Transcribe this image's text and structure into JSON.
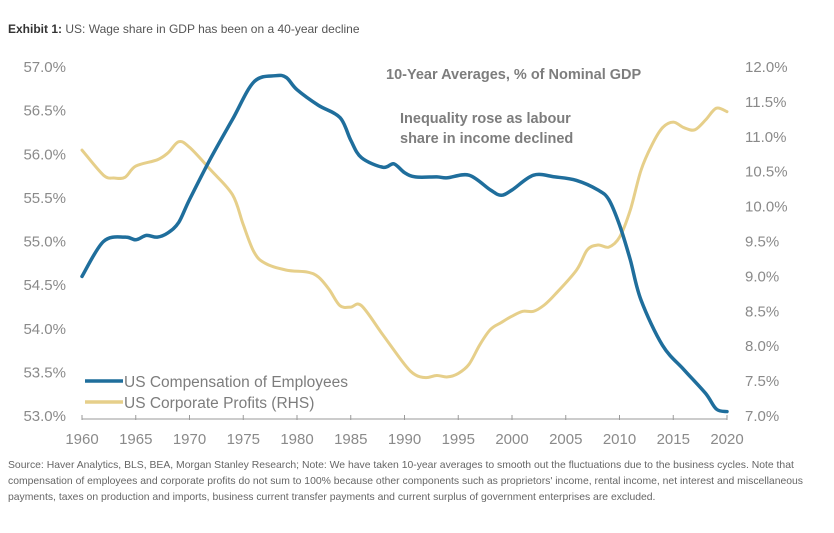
{
  "header": {
    "exhibit_label": "Exhibit 1:",
    "title": "US: Wage share in GDP has been on a 40-year decline"
  },
  "footnote": "Source: Haver Analytics, BLS, BEA, Morgan Stanley Research; Note: We have taken 10-year averages to smooth out the fluctuations due to the business cycles. Note that compensation of employees and corporate profits do not sum to 100% because other components such as proprietors' income, rental income, net interest and miscellaneous payments, taxes on production and imports, business current transfer payments and current surplus of government enterprises are excluded.",
  "chart_data": {
    "type": "line",
    "title": "10-Year Averages, % of Nominal GDP",
    "annotation": [
      "Inequality rose as labour",
      "share in income declined"
    ],
    "xlabel": "",
    "ylabel": "",
    "xlim": [
      1960,
      2020
    ],
    "x_ticks": [
      "1960",
      "1965",
      "1970",
      "1975",
      "1980",
      "1985",
      "1990",
      "1995",
      "2000",
      "2005",
      "2010",
      "2015",
      "2020"
    ],
    "ylim_left": [
      53.0,
      57.0
    ],
    "y_ticks_left": [
      "57.0%",
      "56.5%",
      "56.0%",
      "55.5%",
      "55.0%",
      "54.5%",
      "54.0%",
      "53.5%",
      "53.0%"
    ],
    "ylim_right": [
      7.0,
      12.0
    ],
    "y_ticks_right": [
      "12.0%",
      "11.5%",
      "11.0%",
      "10.5%",
      "10.0%",
      "9.5%",
      "9.0%",
      "8.5%",
      "8.0%",
      "7.5%",
      "7.0%"
    ],
    "grid": false,
    "legend_position": "bottom-left",
    "series": [
      {
        "name": "US Compensation of Employees",
        "axis": "left",
        "color": "#1f6e9c",
        "x": [
          1960,
          1962,
          1964,
          1965,
          1966,
          1967,
          1968,
          1969,
          1970,
          1972,
          1974,
          1976,
          1978,
          1979,
          1980,
          1982,
          1984,
          1985,
          1986,
          1988,
          1989,
          1990,
          1991,
          1993,
          1994,
          1996,
          1998,
          1999,
          2000,
          2002,
          2004,
          2006,
          2008,
          2009,
          2010,
          2011,
          2012,
          2014,
          2016,
          2018,
          2019,
          2020
        ],
        "values": [
          54.6,
          55.0,
          55.05,
          55.02,
          55.07,
          55.05,
          55.1,
          55.22,
          55.48,
          55.96,
          56.4,
          56.83,
          56.9,
          56.88,
          56.74,
          56.56,
          56.42,
          56.16,
          55.96,
          55.85,
          55.89,
          55.79,
          55.74,
          55.74,
          55.73,
          55.76,
          55.59,
          55.53,
          55.59,
          55.76,
          55.74,
          55.7,
          55.59,
          55.48,
          55.19,
          54.79,
          54.33,
          53.81,
          53.53,
          53.26,
          53.08,
          53.05
        ]
      },
      {
        "name": "US Corporate Profits (RHS)",
        "axis": "right",
        "color": "#e6cf8a",
        "x": [
          1960,
          1962,
          1963,
          1964,
          1965,
          1967,
          1968,
          1969,
          1970,
          1972,
          1974,
          1975,
          1976,
          1977,
          1979,
          1981,
          1982,
          1983,
          1984,
          1985,
          1986,
          1988,
          1990,
          1991,
          1992,
          1993,
          1994,
          1995,
          1996,
          1997,
          1998,
          1999,
          2000,
          2001,
          2002,
          2003,
          2004,
          2006,
          2007,
          2008,
          2009,
          2010,
          2011,
          2012,
          2013,
          2014,
          2015,
          2016,
          2017,
          2018,
          2019,
          2020
        ],
        "values": [
          10.81,
          10.45,
          10.41,
          10.42,
          10.58,
          10.67,
          10.77,
          10.93,
          10.85,
          10.52,
          10.17,
          9.74,
          9.35,
          9.19,
          9.09,
          9.06,
          8.99,
          8.81,
          8.58,
          8.56,
          8.58,
          8.16,
          7.74,
          7.59,
          7.55,
          7.58,
          7.56,
          7.61,
          7.74,
          8.02,
          8.24,
          8.34,
          8.43,
          8.5,
          8.5,
          8.59,
          8.74,
          9.09,
          9.38,
          9.45,
          9.42,
          9.56,
          9.95,
          10.52,
          10.88,
          11.13,
          11.21,
          11.13,
          11.1,
          11.24,
          11.41,
          11.36
        ]
      }
    ]
  }
}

.....

> [TASK]:
Quote the records above in full, dropping each picture.

> [ANSWER]:
Transcribe this image's text and structure into JSON.
{
  "header": {
    "exhibit_label": "Exhibit 1:",
    "title": "US: Wage share in GDP has been on a 40-year decline"
  },
  "footnote": "Source: Haver Analytics, BLS, BEA, Morgan Stanley Research; Note: We have taken 10-year averages to smooth out the fluctuations due to the business cycles. Note that compensation of employees and corporate profits do not sum to 100% because other components such as proprietors' income, rental income, net interest and miscellaneous payments, taxes on production and imports, business current transfer payments and current surplus of government enterprises are excluded.",
  "chart_data": {
    "type": "line",
    "title": "10-Year Averages, % of Nominal GDP",
    "annotation": [
      "Inequality rose as labour",
      "share in income declined"
    ],
    "xlabel": "",
    "ylabel": "",
    "xlim": [
      1960,
      2020
    ],
    "x_ticks": [
      "1960",
      "1965",
      "1970",
      "1975",
      "1980",
      "1985",
      "1990",
      "1995",
      "2000",
      "2005",
      "2010",
      "2015",
      "2020"
    ],
    "ylim_left": [
      53.0,
      57.0
    ],
    "y_ticks_left": [
      "57.0%",
      "56.5%",
      "56.0%",
      "55.5%",
      "55.0%",
      "54.5%",
      "54.0%",
      "53.5%",
      "53.0%"
    ],
    "ylim_right": [
      7.0,
      12.0
    ],
    "y_ticks_right": [
      "12.0%",
      "11.5%",
      "11.0%",
      "10.5%",
      "10.0%",
      "9.5%",
      "9.0%",
      "8.5%",
      "8.0%",
      "7.5%",
      "7.0%"
    ],
    "grid": false,
    "legend_position": "bottom-left",
    "series": [
      {
        "name": "US Compensation of Employees",
        "axis": "left",
        "color": "#1f6e9c",
        "x": [
          1960,
          1962,
          1964,
          1965,
          1966,
          1967,
          1968,
          1969,
          1970,
          1972,
          1974,
          1976,
          1978,
          1979,
          1980,
          1982,
          1984,
          1985,
          1986,
          1988,
          1989,
          1990,
          1991,
          1993,
          1994,
          1996,
          1998,
          1999,
          2000,
          2002,
          2004,
          2006,
          2008,
          2009,
          2010,
          2011,
          2012,
          2014,
          2016,
          2018,
          2019,
          2020
        ],
        "values": [
          54.6,
          55.0,
          55.05,
          55.02,
          55.07,
          55.05,
          55.1,
          55.22,
          55.48,
          55.96,
          56.4,
          56.83,
          56.9,
          56.88,
          56.74,
          56.56,
          56.42,
          56.16,
          55.96,
          55.85,
          55.89,
          55.79,
          55.74,
          55.74,
          55.73,
          55.76,
          55.59,
          55.53,
          55.59,
          55.76,
          55.74,
          55.7,
          55.59,
          55.48,
          55.19,
          54.79,
          54.33,
          53.81,
          53.53,
          53.26,
          53.08,
          53.05
        ]
      },
      {
        "name": "US Corporate Profits (RHS)",
        "axis": "right",
        "color": "#e6cf8a",
        "x": [
          1960,
          1962,
          1963,
          1964,
          1965,
          1967,
          1968,
          1969,
          1970,
          1972,
          1974,
          1975,
          1976,
          1977,
          1979,
          1981,
          1982,
          1983,
          1984,
          1985,
          1986,
          1988,
          1990,
          1991,
          1992,
          1993,
          1994,
          1995,
          1996,
          1997,
          1998,
          1999,
          2000,
          2001,
          2002,
          2003,
          2004,
          2006,
          2007,
          2008,
          2009,
          2010,
          2011,
          2012,
          2013,
          2014,
          2015,
          2016,
          2017,
          2018,
          2019,
          2020
        ],
        "values": [
          10.81,
          10.45,
          10.41,
          10.42,
          10.58,
          10.67,
          10.77,
          10.93,
          10.85,
          10.52,
          10.17,
          9.74,
          9.35,
          9.19,
          9.09,
          9.06,
          8.99,
          8.81,
          8.58,
          8.56,
          8.58,
          8.16,
          7.74,
          7.59,
          7.55,
          7.58,
          7.56,
          7.61,
          7.74,
          8.02,
          8.24,
          8.34,
          8.43,
          8.5,
          8.5,
          8.59,
          8.74,
          9.09,
          9.38,
          9.45,
          9.42,
          9.56,
          9.95,
          10.52,
          10.88,
          11.13,
          11.21,
          11.13,
          11.1,
          11.24,
          11.41,
          11.36
        ]
      }
    ]
  }
}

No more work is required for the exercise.